The request ▸ Reproduce all of the data word for word.

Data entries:
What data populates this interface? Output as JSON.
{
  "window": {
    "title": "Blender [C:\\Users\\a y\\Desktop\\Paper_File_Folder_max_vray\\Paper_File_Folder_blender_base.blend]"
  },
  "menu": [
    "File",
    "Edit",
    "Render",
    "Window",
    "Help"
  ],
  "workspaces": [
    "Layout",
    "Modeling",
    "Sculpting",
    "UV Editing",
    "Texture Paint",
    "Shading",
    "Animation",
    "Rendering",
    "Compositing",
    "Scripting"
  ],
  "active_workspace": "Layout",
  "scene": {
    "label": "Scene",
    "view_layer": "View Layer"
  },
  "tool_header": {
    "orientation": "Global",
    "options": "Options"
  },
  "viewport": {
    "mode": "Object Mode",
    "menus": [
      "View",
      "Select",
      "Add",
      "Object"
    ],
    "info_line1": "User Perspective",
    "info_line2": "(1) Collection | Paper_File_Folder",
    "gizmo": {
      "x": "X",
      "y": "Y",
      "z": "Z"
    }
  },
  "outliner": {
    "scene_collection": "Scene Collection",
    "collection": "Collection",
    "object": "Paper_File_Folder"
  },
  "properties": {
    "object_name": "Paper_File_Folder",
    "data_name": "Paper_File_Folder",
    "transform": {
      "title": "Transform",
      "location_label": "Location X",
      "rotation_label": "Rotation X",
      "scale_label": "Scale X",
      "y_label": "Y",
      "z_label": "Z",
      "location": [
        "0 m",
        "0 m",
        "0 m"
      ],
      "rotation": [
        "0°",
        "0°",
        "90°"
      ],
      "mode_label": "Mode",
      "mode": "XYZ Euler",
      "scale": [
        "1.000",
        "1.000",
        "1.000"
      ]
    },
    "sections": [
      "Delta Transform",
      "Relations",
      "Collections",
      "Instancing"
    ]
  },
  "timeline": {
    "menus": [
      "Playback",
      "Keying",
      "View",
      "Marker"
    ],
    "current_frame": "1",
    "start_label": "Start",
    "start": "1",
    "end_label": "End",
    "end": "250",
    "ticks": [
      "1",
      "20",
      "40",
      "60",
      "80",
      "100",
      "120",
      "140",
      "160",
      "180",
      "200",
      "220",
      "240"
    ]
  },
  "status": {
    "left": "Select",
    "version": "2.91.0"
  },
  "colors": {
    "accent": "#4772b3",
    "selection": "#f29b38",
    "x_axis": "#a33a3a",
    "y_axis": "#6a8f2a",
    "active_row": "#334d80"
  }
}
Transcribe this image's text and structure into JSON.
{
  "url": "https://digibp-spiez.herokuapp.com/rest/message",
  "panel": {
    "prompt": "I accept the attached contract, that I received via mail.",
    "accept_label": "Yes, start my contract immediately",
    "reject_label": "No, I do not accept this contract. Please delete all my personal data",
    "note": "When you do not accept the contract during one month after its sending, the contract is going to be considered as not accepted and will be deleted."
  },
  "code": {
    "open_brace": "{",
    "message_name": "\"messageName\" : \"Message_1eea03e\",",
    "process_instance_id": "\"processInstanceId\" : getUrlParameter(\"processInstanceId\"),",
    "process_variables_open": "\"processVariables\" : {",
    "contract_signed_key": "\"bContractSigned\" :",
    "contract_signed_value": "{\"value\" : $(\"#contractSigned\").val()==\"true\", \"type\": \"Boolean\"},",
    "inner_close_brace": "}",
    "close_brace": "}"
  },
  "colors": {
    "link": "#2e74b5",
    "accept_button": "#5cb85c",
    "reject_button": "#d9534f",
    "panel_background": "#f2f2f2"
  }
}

Answer to this problem ▸
What data populates this interface? Output as JSON.
{
  "window": {
    "title": "Blender [C:\\Users\\a y\\Desktop\\Paper_File_Folder_max_vray\\Paper_File_Folder_blender_base.blend]"
  },
  "menu": [
    "File",
    "Edit",
    "Render",
    "Window",
    "Help"
  ],
  "workspaces": [
    "Layout",
    "Modeling",
    "Sculpting",
    "UV Editing",
    "Texture Paint",
    "Shading",
    "Animation",
    "Rendering",
    "Compositing",
    "Scripting"
  ],
  "active_workspace": "Layout",
  "scene": {
    "label": "Scene",
    "view_layer": "View Layer"
  },
  "tool_header": {
    "orientation": "Global",
    "options": "Options"
  },
  "viewport": {
    "mode": "Object Mode",
    "menus": [
      "View",
      "Select",
      "Add",
      "Object"
    ],
    "info_line1": "User Perspective",
    "info_line2": "(1) Collection | Paper_File_Folder",
    "gizmo": {
      "x": "X",
      "y": "Y",
      "z": "Z"
    }
  },
  "outliner": {
    "scene_collection": "Scene Collection",
    "collection": "Collection",
    "object": "Paper_File_Folder"
  },
  "properties": {
    "object_name": "Paper_File_Folder",
    "data_name": "Paper_File_Folder",
    "transform": {
      "title": "Transform",
      "location_label": "Location X",
      "rotation_label": "Rotation X",
      "scale_label": "Scale X",
      "y_label": "Y",
      "z_label": "Z",
      "location": [
        "0 m",
        "0 m",
        "0 m"
      ],
      "rotation": [
        "0°",
        "0°",
        "90°"
      ],
      "mode_label": "Mode",
      "mode": "XYZ Euler",
      "scale": [
        "1.000",
        "1.000",
        "1.000"
      ]
    },
    "sections": [
      "Delta Transform",
      "Relations",
      "Collections",
      "Instancing"
    ]
  },
  "timeline": {
    "menus": [
      "Playback",
      "Keying",
      "View",
      "Marker"
    ],
    "current_frame": "1",
    "start_label": "Start",
    "start": "1",
    "end_label": "End",
    "end": "250",
    "ticks": [
      "1",
      "20",
      "40",
      "60",
      "80",
      "100",
      "120",
      "140",
      "160",
      "180",
      "200",
      "220",
      "240"
    ]
  },
  "status": {
    "left": "Select",
    "version": "2.91.0"
  },
  "colors": {
    "accent": "#4772b3",
    "selection": "#f29b38",
    "x_axis": "#a33a3a",
    "y_axis": "#6a8f2a",
    "active_row": "#334d80"
  }
}
Transcribe this image's text and structure into JSON.
{
  "url": "https://digibp-spiez.herokuapp.com/rest/message",
  "panel": {
    "prompt": "I accept the attached contract, that I received via mail.",
    "accept_label": "Yes, start my contract immediately",
    "reject_label": "No, I do not accept this contract. Please delete all my personal data",
    "note": "When you do not accept the contract during one month after its sending, the contract is going to be considered as not accepted and will be deleted."
  },
  "code": {
    "open_brace": "{",
    "message_name": "\"messageName\" : \"Message_1eea03e\",",
    "process_instance_id": "\"processInstanceId\" : getUrlParameter(\"processInstanceId\"),",
    "process_variables_open": "\"processVariables\" : {",
    "contract_signed_key": "\"bContractSigned\" :",
    "contract_signed_value": "{\"value\" : $(\"#contractSigned\").val()==\"true\", \"type\": \"Boolean\"},",
    "inner_close_brace": "}",
    "close_brace": "}"
  },
  "colors": {
    "link": "#2e74b5",
    "accept_button": "#5cb85c",
    "reject_button": "#d9534f",
    "panel_background": "#f2f2f2"
  }
}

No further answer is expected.